| DIRECTIONS FOR THIS TASK |
Render these lines as a JSON list of strings, one string per line, leaving out blank lines and the picture.

| GIVEN DATA |
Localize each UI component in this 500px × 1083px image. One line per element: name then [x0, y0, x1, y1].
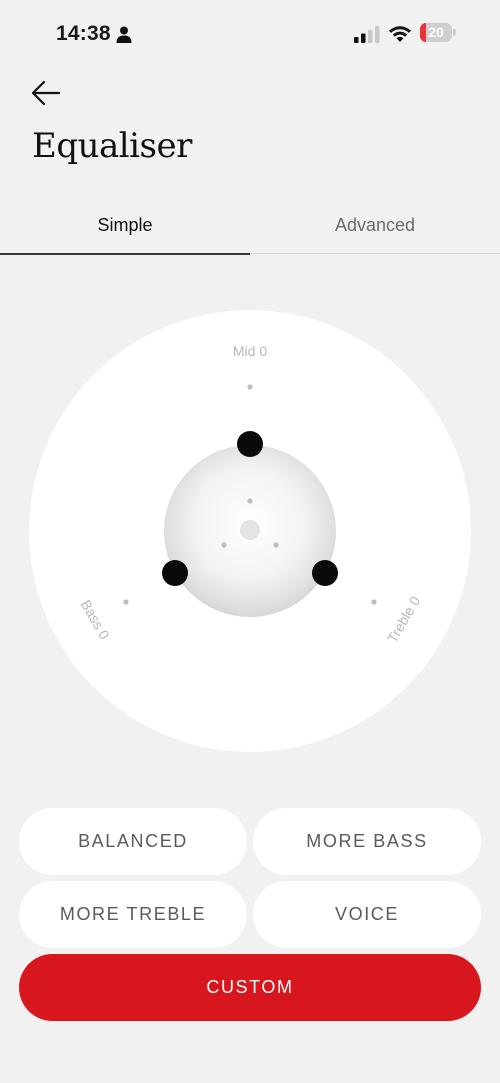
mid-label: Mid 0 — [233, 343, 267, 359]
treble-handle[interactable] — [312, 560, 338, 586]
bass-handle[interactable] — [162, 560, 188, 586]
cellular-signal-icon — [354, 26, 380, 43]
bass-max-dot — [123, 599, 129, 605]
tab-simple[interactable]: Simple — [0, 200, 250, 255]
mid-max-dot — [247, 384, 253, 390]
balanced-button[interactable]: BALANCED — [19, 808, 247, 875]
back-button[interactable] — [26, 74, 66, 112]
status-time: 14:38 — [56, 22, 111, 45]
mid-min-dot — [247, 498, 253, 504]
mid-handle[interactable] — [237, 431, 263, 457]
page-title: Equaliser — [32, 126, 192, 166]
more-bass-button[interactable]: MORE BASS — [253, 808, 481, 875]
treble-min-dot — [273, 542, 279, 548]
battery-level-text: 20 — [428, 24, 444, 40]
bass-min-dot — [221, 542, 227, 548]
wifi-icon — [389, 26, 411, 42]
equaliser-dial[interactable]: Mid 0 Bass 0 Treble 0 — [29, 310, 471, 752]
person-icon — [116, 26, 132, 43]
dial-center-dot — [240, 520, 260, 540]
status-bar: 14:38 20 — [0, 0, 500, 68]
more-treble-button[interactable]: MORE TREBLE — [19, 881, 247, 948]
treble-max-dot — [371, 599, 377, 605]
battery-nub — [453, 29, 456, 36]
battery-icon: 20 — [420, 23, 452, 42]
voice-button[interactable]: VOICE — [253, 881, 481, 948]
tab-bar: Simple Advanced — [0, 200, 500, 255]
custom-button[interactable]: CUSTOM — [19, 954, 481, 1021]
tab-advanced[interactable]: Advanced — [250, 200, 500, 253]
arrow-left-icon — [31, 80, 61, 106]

| ANSWER FOR THIS EXERCISE |
[
  "Localize each UI component in this 500px × 1083px image. One line per element: name then [x0, y0, x1, y1].",
  "mid-label: Mid 0 — [233, 343, 267, 359]",
  "treble-handle[interactable] — [312, 560, 338, 586]",
  "bass-handle[interactable] — [162, 560, 188, 586]",
  "cellular-signal-icon — [354, 26, 380, 43]",
  "bass-max-dot — [123, 599, 129, 605]",
  "tab-simple[interactable]: Simple — [0, 200, 250, 255]",
  "mid-max-dot — [247, 384, 253, 390]",
  "balanced-button[interactable]: BALANCED — [19, 808, 247, 875]",
  "back-button[interactable] — [26, 74, 66, 112]",
  "status-time: 14:38 — [56, 22, 111, 45]",
  "mid-min-dot — [247, 498, 253, 504]",
  "mid-handle[interactable] — [237, 431, 263, 457]",
  "page-title: Equaliser — [32, 126, 192, 166]",
  "more-bass-button[interactable]: MORE BASS — [253, 808, 481, 875]",
  "treble-min-dot — [273, 542, 279, 548]",
  "battery-level-text: 20 — [428, 24, 444, 40]",
  "bass-min-dot — [221, 542, 227, 548]",
  "wifi-icon — [389, 26, 411, 42]",
  "equaliser-dial[interactable]: Mid 0 Bass 0 Treble 0 — [29, 310, 471, 752]",
  "person-icon — [116, 26, 132, 43]",
  "dial-center-dot — [240, 520, 260, 540]",
  "status-bar: 14:38 20 — [0, 0, 500, 68]",
  "more-treble-button[interactable]: MORE TREBLE — [19, 881, 247, 948]",
  "treble-max-dot — [371, 599, 377, 605]",
  "battery-nub — [453, 29, 456, 36]",
  "battery-icon: 20 — [420, 23, 452, 42]",
  "voice-button[interactable]: VOICE — [253, 881, 481, 948]",
  "tab-bar: Simple Advanced — [0, 200, 500, 255]",
  "custom-button[interactable]: CUSTOM — [19, 954, 481, 1021]",
  "tab-advanced[interactable]: Advanced — [250, 200, 500, 253]",
  "arrow-left-icon — [31, 80, 61, 106]"
]